- Problem -
All entries below need to be written out exactly, but without their pictures.

- Extracted entries -

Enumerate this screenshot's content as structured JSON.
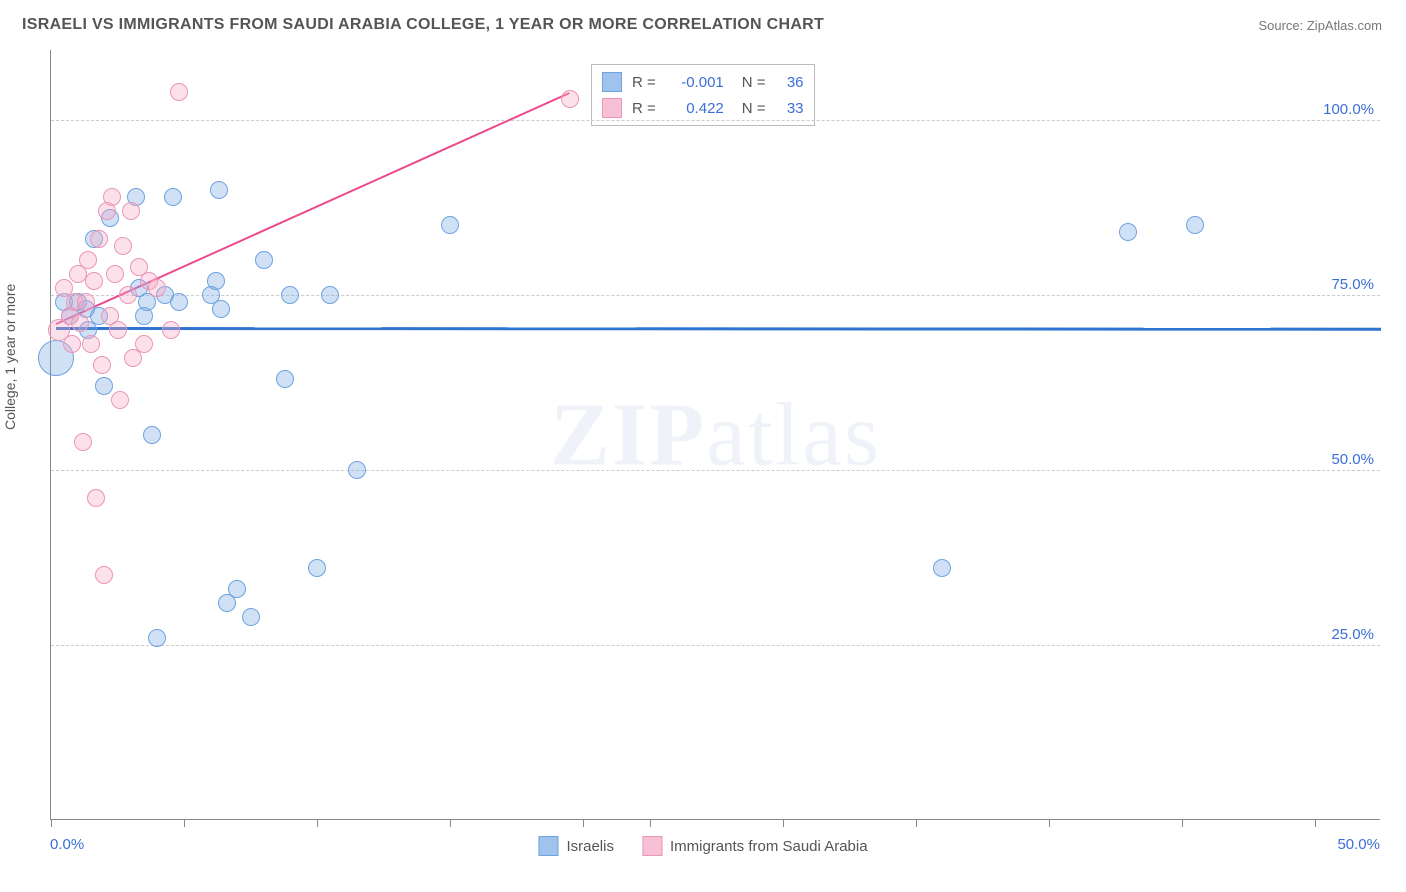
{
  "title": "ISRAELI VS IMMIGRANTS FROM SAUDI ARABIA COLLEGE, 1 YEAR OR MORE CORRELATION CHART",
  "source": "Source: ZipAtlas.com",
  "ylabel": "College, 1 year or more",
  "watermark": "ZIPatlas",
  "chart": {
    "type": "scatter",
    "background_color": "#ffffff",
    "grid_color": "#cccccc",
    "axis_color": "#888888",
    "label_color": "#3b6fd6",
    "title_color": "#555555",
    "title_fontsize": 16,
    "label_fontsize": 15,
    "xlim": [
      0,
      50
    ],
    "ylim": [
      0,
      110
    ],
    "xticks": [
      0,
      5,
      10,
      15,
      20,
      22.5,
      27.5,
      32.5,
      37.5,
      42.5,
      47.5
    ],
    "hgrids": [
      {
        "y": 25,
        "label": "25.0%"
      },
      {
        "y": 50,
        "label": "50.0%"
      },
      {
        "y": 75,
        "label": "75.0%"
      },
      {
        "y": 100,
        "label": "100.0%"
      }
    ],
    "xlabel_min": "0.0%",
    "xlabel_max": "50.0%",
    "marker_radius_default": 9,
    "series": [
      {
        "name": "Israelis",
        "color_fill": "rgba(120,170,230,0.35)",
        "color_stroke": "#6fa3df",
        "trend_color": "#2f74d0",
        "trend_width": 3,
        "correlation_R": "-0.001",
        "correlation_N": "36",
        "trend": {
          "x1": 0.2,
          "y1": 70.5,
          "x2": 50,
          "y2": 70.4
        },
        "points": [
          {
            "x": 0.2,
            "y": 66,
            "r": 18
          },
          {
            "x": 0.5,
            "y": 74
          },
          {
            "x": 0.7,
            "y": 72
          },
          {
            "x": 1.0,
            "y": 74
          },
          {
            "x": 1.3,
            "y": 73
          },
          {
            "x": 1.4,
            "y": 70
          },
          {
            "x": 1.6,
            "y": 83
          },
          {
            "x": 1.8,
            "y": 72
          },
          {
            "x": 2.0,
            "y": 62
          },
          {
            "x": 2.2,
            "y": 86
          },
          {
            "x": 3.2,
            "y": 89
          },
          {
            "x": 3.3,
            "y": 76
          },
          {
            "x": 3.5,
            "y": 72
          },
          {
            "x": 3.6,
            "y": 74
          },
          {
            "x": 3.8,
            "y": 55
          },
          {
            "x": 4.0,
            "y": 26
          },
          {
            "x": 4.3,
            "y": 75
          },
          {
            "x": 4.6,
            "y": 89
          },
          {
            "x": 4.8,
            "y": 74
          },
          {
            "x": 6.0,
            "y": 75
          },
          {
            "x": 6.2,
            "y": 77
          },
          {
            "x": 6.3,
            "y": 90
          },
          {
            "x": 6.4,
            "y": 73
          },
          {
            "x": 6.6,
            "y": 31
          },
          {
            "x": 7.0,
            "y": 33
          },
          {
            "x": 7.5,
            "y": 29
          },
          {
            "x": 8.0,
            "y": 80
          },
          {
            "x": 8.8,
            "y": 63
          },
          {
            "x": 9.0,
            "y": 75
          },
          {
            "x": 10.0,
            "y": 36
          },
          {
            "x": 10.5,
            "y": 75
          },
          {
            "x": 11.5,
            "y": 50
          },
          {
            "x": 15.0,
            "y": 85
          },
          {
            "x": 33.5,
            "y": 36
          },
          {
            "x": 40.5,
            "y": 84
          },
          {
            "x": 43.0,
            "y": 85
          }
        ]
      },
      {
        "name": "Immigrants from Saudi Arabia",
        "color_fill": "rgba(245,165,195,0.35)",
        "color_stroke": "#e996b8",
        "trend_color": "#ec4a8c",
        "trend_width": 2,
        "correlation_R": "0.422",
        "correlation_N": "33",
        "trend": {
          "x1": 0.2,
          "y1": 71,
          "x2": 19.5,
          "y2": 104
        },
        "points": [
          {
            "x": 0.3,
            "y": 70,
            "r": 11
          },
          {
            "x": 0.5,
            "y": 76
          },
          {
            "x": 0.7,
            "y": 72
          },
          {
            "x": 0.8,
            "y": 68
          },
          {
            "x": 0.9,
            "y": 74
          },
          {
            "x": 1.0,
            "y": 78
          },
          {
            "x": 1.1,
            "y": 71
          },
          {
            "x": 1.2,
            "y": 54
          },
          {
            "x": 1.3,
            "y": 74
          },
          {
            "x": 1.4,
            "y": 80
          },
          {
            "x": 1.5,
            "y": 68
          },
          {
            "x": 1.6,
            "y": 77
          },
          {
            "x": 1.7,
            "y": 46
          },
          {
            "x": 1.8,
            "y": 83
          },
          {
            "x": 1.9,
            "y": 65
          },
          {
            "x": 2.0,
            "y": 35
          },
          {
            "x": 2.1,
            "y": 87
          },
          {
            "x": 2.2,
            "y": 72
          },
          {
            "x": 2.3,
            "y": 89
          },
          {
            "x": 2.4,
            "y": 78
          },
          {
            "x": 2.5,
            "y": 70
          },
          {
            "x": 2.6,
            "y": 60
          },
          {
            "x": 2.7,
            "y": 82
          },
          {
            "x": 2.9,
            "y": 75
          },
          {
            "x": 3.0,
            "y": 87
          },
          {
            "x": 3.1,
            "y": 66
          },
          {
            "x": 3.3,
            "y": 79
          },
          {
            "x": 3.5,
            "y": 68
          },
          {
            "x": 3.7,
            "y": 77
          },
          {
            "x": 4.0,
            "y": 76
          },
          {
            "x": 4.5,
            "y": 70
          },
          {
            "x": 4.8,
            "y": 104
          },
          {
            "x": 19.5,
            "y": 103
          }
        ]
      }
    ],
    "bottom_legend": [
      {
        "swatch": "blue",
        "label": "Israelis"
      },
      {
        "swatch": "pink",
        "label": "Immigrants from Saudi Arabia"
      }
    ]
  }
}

- Solution for this problem -
Enumerate this screenshot's content as structured JSON.
{
  "title": "ISRAELI VS IMMIGRANTS FROM SAUDI ARABIA COLLEGE, 1 YEAR OR MORE CORRELATION CHART",
  "source": "Source: ZipAtlas.com",
  "ylabel": "College, 1 year or more",
  "watermark": "ZIPatlas",
  "chart": {
    "type": "scatter",
    "background_color": "#ffffff",
    "grid_color": "#cccccc",
    "axis_color": "#888888",
    "label_color": "#3b6fd6",
    "title_color": "#555555",
    "title_fontsize": 16,
    "label_fontsize": 15,
    "xlim": [
      0,
      50
    ],
    "ylim": [
      0,
      110
    ],
    "xticks": [
      0,
      5,
      10,
      15,
      20,
      22.5,
      27.5,
      32.5,
      37.5,
      42.5,
      47.5
    ],
    "hgrids": [
      {
        "y": 25,
        "label": "25.0%"
      },
      {
        "y": 50,
        "label": "50.0%"
      },
      {
        "y": 75,
        "label": "75.0%"
      },
      {
        "y": 100,
        "label": "100.0%"
      }
    ],
    "xlabel_min": "0.0%",
    "xlabel_max": "50.0%",
    "marker_radius_default": 9,
    "series": [
      {
        "name": "Israelis",
        "color_fill": "rgba(120,170,230,0.35)",
        "color_stroke": "#6fa3df",
        "trend_color": "#2f74d0",
        "trend_width": 3,
        "correlation_R": "-0.001",
        "correlation_N": "36",
        "trend": {
          "x1": 0.2,
          "y1": 70.5,
          "x2": 50,
          "y2": 70.4
        },
        "points": [
          {
            "x": 0.2,
            "y": 66,
            "r": 18
          },
          {
            "x": 0.5,
            "y": 74
          },
          {
            "x": 0.7,
            "y": 72
          },
          {
            "x": 1.0,
            "y": 74
          },
          {
            "x": 1.3,
            "y": 73
          },
          {
            "x": 1.4,
            "y": 70
          },
          {
            "x": 1.6,
            "y": 83
          },
          {
            "x": 1.8,
            "y": 72
          },
          {
            "x": 2.0,
            "y": 62
          },
          {
            "x": 2.2,
            "y": 86
          },
          {
            "x": 3.2,
            "y": 89
          },
          {
            "x": 3.3,
            "y": 76
          },
          {
            "x": 3.5,
            "y": 72
          },
          {
            "x": 3.6,
            "y": 74
          },
          {
            "x": 3.8,
            "y": 55
          },
          {
            "x": 4.0,
            "y": 26
          },
          {
            "x": 4.3,
            "y": 75
          },
          {
            "x": 4.6,
            "y": 89
          },
          {
            "x": 4.8,
            "y": 74
          },
          {
            "x": 6.0,
            "y": 75
          },
          {
            "x": 6.2,
            "y": 77
          },
          {
            "x": 6.3,
            "y": 90
          },
          {
            "x": 6.4,
            "y": 73
          },
          {
            "x": 6.6,
            "y": 31
          },
          {
            "x": 7.0,
            "y": 33
          },
          {
            "x": 7.5,
            "y": 29
          },
          {
            "x": 8.0,
            "y": 80
          },
          {
            "x": 8.8,
            "y": 63
          },
          {
            "x": 9.0,
            "y": 75
          },
          {
            "x": 10.0,
            "y": 36
          },
          {
            "x": 10.5,
            "y": 75
          },
          {
            "x": 11.5,
            "y": 50
          },
          {
            "x": 15.0,
            "y": 85
          },
          {
            "x": 33.5,
            "y": 36
          },
          {
            "x": 40.5,
            "y": 84
          },
          {
            "x": 43.0,
            "y": 85
          }
        ]
      },
      {
        "name": "Immigrants from Saudi Arabia",
        "color_fill": "rgba(245,165,195,0.35)",
        "color_stroke": "#e996b8",
        "trend_color": "#ec4a8c",
        "trend_width": 2,
        "correlation_R": "0.422",
        "correlation_N": "33",
        "trend": {
          "x1": 0.2,
          "y1": 71,
          "x2": 19.5,
          "y2": 104
        },
        "points": [
          {
            "x": 0.3,
            "y": 70,
            "r": 11
          },
          {
            "x": 0.5,
            "y": 76
          },
          {
            "x": 0.7,
            "y": 72
          },
          {
            "x": 0.8,
            "y": 68
          },
          {
            "x": 0.9,
            "y": 74
          },
          {
            "x": 1.0,
            "y": 78
          },
          {
            "x": 1.1,
            "y": 71
          },
          {
            "x": 1.2,
            "y": 54
          },
          {
            "x": 1.3,
            "y": 74
          },
          {
            "x": 1.4,
            "y": 80
          },
          {
            "x": 1.5,
            "y": 68
          },
          {
            "x": 1.6,
            "y": 77
          },
          {
            "x": 1.7,
            "y": 46
          },
          {
            "x": 1.8,
            "y": 83
          },
          {
            "x": 1.9,
            "y": 65
          },
          {
            "x": 2.0,
            "y": 35
          },
          {
            "x": 2.1,
            "y": 87
          },
          {
            "x": 2.2,
            "y": 72
          },
          {
            "x": 2.3,
            "y": 89
          },
          {
            "x": 2.4,
            "y": 78
          },
          {
            "x": 2.5,
            "y": 70
          },
          {
            "x": 2.6,
            "y": 60
          },
          {
            "x": 2.7,
            "y": 82
          },
          {
            "x": 2.9,
            "y": 75
          },
          {
            "x": 3.0,
            "y": 87
          },
          {
            "x": 3.1,
            "y": 66
          },
          {
            "x": 3.3,
            "y": 79
          },
          {
            "x": 3.5,
            "y": 68
          },
          {
            "x": 3.7,
            "y": 77
          },
          {
            "x": 4.0,
            "y": 76
          },
          {
            "x": 4.5,
            "y": 70
          },
          {
            "x": 4.8,
            "y": 104
          },
          {
            "x": 19.5,
            "y": 103
          }
        ]
      }
    ],
    "bottom_legend": [
      {
        "swatch": "blue",
        "label": "Israelis"
      },
      {
        "swatch": "pink",
        "label": "Immigrants from Saudi Arabia"
      }
    ]
  }
}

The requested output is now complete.